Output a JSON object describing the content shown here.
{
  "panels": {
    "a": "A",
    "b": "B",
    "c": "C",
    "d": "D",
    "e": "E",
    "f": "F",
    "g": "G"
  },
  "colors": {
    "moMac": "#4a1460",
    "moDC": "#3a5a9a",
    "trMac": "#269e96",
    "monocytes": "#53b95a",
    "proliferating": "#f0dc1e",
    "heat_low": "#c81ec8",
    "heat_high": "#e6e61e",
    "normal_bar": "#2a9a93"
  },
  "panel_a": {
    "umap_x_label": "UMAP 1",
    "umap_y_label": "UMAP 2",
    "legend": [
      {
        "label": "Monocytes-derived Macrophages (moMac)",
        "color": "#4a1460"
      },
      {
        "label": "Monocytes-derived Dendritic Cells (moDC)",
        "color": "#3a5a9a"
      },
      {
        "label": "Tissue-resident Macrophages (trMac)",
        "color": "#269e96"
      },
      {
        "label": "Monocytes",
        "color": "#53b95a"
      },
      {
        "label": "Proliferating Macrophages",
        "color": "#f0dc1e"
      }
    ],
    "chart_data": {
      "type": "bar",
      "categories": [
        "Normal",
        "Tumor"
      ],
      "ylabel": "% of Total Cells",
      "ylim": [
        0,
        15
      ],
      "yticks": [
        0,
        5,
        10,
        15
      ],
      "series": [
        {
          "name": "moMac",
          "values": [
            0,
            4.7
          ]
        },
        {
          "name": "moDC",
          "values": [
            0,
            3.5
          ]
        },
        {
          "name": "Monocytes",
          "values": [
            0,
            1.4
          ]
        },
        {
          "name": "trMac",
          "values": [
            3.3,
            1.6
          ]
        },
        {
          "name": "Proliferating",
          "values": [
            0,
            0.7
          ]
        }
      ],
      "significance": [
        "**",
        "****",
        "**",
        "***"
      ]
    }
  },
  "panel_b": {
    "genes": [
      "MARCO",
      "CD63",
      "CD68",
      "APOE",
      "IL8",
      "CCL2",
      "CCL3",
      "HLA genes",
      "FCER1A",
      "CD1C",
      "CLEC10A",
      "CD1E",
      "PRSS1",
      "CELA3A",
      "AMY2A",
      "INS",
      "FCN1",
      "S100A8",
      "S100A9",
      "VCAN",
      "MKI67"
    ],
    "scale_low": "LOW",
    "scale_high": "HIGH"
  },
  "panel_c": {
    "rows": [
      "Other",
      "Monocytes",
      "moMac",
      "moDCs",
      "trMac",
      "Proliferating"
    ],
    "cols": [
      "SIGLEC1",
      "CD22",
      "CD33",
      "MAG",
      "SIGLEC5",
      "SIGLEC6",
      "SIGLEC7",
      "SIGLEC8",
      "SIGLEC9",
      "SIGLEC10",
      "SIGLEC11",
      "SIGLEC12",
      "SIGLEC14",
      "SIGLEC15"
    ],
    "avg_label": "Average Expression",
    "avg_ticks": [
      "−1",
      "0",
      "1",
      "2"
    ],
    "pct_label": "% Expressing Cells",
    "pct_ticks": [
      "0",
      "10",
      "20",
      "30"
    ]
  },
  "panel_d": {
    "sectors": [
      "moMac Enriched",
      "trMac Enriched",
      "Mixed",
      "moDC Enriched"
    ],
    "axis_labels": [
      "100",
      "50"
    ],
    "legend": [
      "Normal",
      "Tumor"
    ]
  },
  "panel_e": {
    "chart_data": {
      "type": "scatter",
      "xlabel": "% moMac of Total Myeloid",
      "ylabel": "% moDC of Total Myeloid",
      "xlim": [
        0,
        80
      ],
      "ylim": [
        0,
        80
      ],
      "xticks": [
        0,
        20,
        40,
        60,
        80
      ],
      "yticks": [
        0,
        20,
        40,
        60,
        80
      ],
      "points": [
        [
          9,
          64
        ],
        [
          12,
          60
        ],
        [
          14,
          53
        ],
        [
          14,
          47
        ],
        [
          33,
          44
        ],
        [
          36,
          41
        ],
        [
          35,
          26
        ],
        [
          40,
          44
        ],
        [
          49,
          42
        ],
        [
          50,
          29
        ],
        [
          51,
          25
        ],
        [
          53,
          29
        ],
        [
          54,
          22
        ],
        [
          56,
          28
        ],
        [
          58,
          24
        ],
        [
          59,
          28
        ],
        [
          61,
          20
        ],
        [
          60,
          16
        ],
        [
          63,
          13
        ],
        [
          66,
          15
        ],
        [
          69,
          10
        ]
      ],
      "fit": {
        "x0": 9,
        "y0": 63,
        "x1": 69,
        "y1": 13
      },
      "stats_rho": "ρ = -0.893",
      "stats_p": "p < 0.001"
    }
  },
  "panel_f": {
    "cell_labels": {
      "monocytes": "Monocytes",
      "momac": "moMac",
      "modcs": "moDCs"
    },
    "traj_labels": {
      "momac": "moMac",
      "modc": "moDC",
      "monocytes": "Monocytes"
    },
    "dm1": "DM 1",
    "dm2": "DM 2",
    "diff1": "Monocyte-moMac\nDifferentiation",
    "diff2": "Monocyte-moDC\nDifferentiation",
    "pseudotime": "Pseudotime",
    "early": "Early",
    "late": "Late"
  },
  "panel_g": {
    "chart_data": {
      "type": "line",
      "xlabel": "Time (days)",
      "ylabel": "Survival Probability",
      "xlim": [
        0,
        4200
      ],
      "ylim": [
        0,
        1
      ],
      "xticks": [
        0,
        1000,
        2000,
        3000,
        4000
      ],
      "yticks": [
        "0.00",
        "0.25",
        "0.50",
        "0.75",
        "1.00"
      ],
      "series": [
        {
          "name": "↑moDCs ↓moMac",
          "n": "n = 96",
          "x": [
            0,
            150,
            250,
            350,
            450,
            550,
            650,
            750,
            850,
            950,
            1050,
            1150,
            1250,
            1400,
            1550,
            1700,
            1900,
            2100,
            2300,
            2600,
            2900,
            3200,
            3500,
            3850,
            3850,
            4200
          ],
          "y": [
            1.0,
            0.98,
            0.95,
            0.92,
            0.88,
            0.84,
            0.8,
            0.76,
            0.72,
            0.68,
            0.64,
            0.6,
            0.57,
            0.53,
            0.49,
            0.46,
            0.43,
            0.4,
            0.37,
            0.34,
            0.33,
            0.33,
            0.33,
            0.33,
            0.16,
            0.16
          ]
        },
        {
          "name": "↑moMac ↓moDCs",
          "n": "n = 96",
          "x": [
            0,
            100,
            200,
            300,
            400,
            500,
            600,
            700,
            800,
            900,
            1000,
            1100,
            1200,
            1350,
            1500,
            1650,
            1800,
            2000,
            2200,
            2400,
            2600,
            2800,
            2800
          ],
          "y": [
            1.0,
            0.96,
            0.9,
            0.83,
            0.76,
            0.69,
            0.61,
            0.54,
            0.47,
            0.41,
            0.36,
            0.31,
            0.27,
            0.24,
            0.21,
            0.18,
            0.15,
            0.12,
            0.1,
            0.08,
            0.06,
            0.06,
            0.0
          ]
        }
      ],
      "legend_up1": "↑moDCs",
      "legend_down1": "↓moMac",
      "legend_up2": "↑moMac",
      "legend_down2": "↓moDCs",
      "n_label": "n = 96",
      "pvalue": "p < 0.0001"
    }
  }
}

══════════════════════════════

What the exercise asks:
In the lines above, find each one with "Cells" and list it.

Response to the exercise:
        "label": "Monocytes-derived Dendritic Cells (moDC)",
      "ylabel": "% of Total Cells",
    "pct_label": "% Expressing Cells",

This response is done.